• [YOUR OBJECTIVE]
Write every entry out again exactly, please, and skip the pictures.

** Start STORED ROWS **

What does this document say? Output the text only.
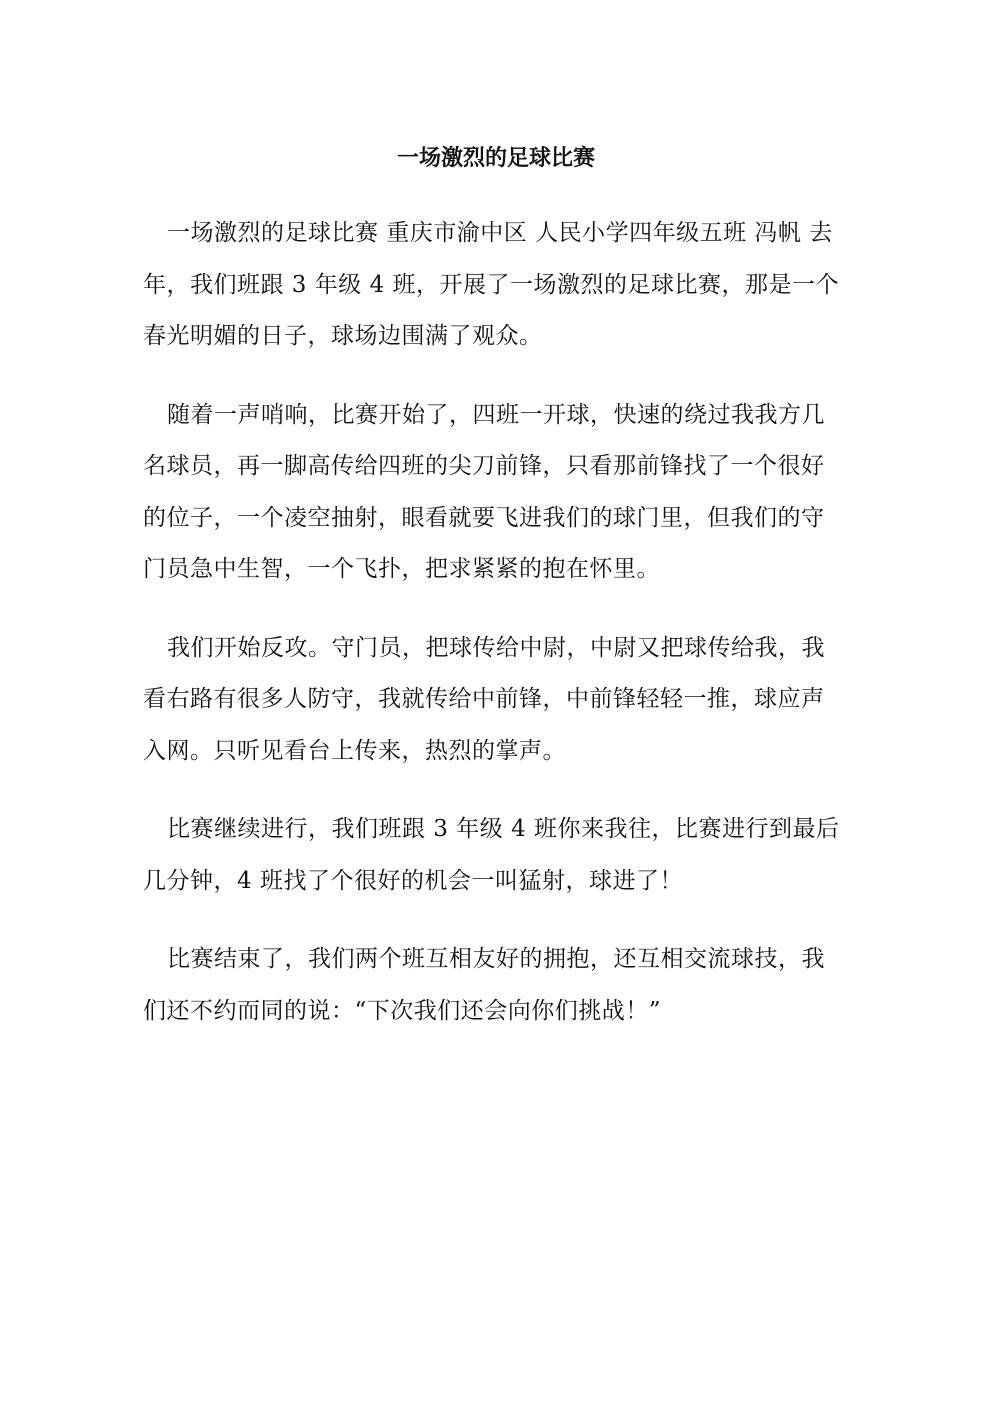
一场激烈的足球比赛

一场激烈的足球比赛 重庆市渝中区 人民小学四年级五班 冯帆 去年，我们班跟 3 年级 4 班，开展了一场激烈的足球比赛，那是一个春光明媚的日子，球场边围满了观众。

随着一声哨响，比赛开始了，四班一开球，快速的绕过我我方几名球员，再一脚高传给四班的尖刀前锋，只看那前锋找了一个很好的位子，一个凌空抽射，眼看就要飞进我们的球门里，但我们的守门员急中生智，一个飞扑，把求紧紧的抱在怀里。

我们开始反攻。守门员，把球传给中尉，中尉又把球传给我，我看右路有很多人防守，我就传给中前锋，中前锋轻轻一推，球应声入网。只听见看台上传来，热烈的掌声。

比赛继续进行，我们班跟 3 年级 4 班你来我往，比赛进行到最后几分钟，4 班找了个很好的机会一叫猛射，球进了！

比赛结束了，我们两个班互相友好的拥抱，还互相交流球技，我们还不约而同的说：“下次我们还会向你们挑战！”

** End STORED ROWS **

• [THE COMPLETED TASK]
What does this document say? Output the text only.
一场激烈的足球比赛

一场激烈的足球比赛 重庆市渝中区 人民小学四年级五班 冯帆 去年，我们班跟 3 年级 4 班，开展了一场激烈的足球比赛，那是一个春光明媚的日子，球场边围满了观众。

随着一声哨响，比赛开始了，四班一开球，快速的绕过我我方几名球员，再一脚高传给四班的尖刀前锋，只看那前锋找了一个很好的位子，一个凌空抽射，眼看就要飞进我们的球门里，但我们的守门员急中生智，一个飞扑，把求紧紧的抱在怀里。

我们开始反攻。守门员，把球传给中尉，中尉又把球传给我，我看右路有很多人防守，我就传给中前锋，中前锋轻轻一推，球应声入网。只听见看台上传来，热烈的掌声。

比赛继续进行，我们班跟 3 年级 4 班你来我往，比赛进行到最后几分钟，4 班找了个很好的机会一叫猛射，球进了！

比赛结束了，我们两个班互相友好的拥抱，还互相交流球技，我们还不约而同的说：“下次我们还会向你们挑战！”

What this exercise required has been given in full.